### Prompt
Give the data below again, word for word.

### Extracted material
=====

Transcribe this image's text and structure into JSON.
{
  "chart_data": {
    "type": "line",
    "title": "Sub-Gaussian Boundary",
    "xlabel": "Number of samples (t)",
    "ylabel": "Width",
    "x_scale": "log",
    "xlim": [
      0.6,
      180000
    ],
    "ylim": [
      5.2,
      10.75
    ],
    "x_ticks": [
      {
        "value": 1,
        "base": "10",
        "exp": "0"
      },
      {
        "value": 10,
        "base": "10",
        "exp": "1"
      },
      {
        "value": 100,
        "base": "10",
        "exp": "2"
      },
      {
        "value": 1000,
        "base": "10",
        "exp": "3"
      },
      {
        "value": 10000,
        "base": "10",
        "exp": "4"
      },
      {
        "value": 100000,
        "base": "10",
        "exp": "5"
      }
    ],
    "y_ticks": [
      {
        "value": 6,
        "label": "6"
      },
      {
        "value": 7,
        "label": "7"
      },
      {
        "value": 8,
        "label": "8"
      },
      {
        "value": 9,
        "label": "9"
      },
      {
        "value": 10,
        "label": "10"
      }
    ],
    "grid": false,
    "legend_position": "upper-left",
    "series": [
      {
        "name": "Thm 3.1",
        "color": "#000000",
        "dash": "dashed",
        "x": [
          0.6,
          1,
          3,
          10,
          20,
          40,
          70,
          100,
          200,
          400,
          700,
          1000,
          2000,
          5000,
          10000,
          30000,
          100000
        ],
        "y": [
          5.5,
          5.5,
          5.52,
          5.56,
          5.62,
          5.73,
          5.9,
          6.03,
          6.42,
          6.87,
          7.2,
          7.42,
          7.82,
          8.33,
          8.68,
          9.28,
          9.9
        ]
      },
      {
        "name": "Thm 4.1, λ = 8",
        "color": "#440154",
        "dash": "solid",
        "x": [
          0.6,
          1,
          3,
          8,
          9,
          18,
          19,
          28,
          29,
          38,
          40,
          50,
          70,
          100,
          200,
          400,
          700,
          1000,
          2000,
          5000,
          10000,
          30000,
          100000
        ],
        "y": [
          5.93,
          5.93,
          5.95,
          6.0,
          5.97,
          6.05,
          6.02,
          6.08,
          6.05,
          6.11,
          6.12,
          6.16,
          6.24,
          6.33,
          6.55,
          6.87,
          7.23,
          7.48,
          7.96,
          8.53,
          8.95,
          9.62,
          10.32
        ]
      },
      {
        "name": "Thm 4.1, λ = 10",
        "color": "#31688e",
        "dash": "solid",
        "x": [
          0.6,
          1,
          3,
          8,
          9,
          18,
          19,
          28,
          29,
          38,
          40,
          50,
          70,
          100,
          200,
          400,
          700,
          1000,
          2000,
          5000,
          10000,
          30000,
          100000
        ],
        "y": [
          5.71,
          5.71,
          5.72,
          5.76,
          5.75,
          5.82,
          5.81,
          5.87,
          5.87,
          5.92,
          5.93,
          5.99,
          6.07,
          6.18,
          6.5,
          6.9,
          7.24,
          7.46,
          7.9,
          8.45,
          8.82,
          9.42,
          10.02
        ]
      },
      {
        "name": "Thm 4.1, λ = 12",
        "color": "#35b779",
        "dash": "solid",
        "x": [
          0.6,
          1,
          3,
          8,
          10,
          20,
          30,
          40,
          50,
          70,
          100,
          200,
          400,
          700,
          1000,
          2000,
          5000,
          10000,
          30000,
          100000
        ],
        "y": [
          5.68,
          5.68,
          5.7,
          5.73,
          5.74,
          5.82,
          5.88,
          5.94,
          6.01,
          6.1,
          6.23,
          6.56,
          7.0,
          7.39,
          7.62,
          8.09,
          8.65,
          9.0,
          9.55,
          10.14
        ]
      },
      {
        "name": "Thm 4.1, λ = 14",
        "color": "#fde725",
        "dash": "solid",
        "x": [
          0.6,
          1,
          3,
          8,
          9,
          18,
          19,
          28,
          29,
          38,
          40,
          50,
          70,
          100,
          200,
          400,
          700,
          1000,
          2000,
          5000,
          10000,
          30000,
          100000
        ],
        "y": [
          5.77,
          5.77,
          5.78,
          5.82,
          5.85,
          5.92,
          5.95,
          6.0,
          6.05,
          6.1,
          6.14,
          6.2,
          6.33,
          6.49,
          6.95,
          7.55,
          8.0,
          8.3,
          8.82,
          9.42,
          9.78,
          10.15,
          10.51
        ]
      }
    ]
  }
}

=====

### Result for this task
Transcribe this image's text and structure into JSON.
{
  "chart_data": {
    "type": "line",
    "title": "Sub-Gaussian Boundary",
    "xlabel": "Number of samples (t)",
    "ylabel": "Width",
    "x_scale": "log",
    "xlim": [
      0.6,
      180000
    ],
    "ylim": [
      5.2,
      10.75
    ],
    "x_ticks": [
      {
        "value": 1,
        "base": "10",
        "exp": "0"
      },
      {
        "value": 10,
        "base": "10",
        "exp": "1"
      },
      {
        "value": 100,
        "base": "10",
        "exp": "2"
      },
      {
        "value": 1000,
        "base": "10",
        "exp": "3"
      },
      {
        "value": 10000,
        "base": "10",
        "exp": "4"
      },
      {
        "value": 100000,
        "base": "10",
        "exp": "5"
      }
    ],
    "y_ticks": [
      {
        "value": 6,
        "label": "6"
      },
      {
        "value": 7,
        "label": "7"
      },
      {
        "value": 8,
        "label": "8"
      },
      {
        "value": 9,
        "label": "9"
      },
      {
        "value": 10,
        "label": "10"
      }
    ],
    "grid": false,
    "legend_position": "upper-left",
    "series": [
      {
        "name": "Thm 3.1",
        "color": "#000000",
        "dash": "dashed",
        "x": [
          0.6,
          1,
          3,
          10,
          20,
          40,
          70,
          100,
          200,
          400,
          700,
          1000,
          2000,
          5000,
          10000,
          30000,
          100000
        ],
        "y": [
          5.5,
          5.5,
          5.52,
          5.56,
          5.62,
          5.73,
          5.9,
          6.03,
          6.42,
          6.87,
          7.2,
          7.42,
          7.82,
          8.33,
          8.68,
          9.28,
          9.9
        ]
      },
      {
        "name": "Thm 4.1, λ = 8",
        "color": "#440154",
        "dash": "solid",
        "x": [
          0.6,
          1,
          3,
          8,
          9,
          18,
          19,
          28,
          29,
          38,
          40,
          50,
          70,
          100,
          200,
          400,
          700,
          1000,
          2000,
          5000,
          10000,
          30000,
          100000
        ],
        "y": [
          5.93,
          5.93,
          5.95,
          6.0,
          5.97,
          6.05,
          6.02,
          6.08,
          6.05,
          6.11,
          6.12,
          6.16,
          6.24,
          6.33,
          6.55,
          6.87,
          7.23,
          7.48,
          7.96,
          8.53,
          8.95,
          9.62,
          10.32
        ]
      },
      {
        "name": "Thm 4.1, λ = 10",
        "color": "#31688e",
        "dash": "solid",
        "x": [
          0.6,
          1,
          3,
          8,
          9,
          18,
          19,
          28,
          29,
          38,
          40,
          50,
          70,
          100,
          200,
          400,
          700,
          1000,
          2000,
          5000,
          10000,
          30000,
          100000
        ],
        "y": [
          5.71,
          5.71,
          5.72,
          5.76,
          5.75,
          5.82,
          5.81,
          5.87,
          5.87,
          5.92,
          5.93,
          5.99,
          6.07,
          6.18,
          6.5,
          6.9,
          7.24,
          7.46,
          7.9,
          8.45,
          8.82,
          9.42,
          10.02
        ]
      },
      {
        "name": "Thm 4.1, λ = 12",
        "color": "#35b779",
        "dash": "solid",
        "x": [
          0.6,
          1,
          3,
          8,
          10,
          20,
          30,
          40,
          50,
          70,
          100,
          200,
          400,
          700,
          1000,
          2000,
          5000,
          10000,
          30000,
          100000
        ],
        "y": [
          5.68,
          5.68,
          5.7,
          5.73,
          5.74,
          5.82,
          5.88,
          5.94,
          6.01,
          6.1,
          6.23,
          6.56,
          7.0,
          7.39,
          7.62,
          8.09,
          8.65,
          9.0,
          9.55,
          10.14
        ]
      },
      {
        "name": "Thm 4.1, λ = 14",
        "color": "#fde725",
        "dash": "solid",
        "x": [
          0.6,
          1,
          3,
          8,
          9,
          18,
          19,
          28,
          29,
          38,
          40,
          50,
          70,
          100,
          200,
          400,
          700,
          1000,
          2000,
          5000,
          10000,
          30000,
          100000
        ],
        "y": [
          5.77,
          5.77,
          5.78,
          5.82,
          5.85,
          5.92,
          5.95,
          6.0,
          6.05,
          6.1,
          6.14,
          6.2,
          6.33,
          6.49,
          6.95,
          7.55,
          8.0,
          8.3,
          8.82,
          9.42,
          9.78,
          10.15,
          10.51
        ]
      }
    ]
  }
}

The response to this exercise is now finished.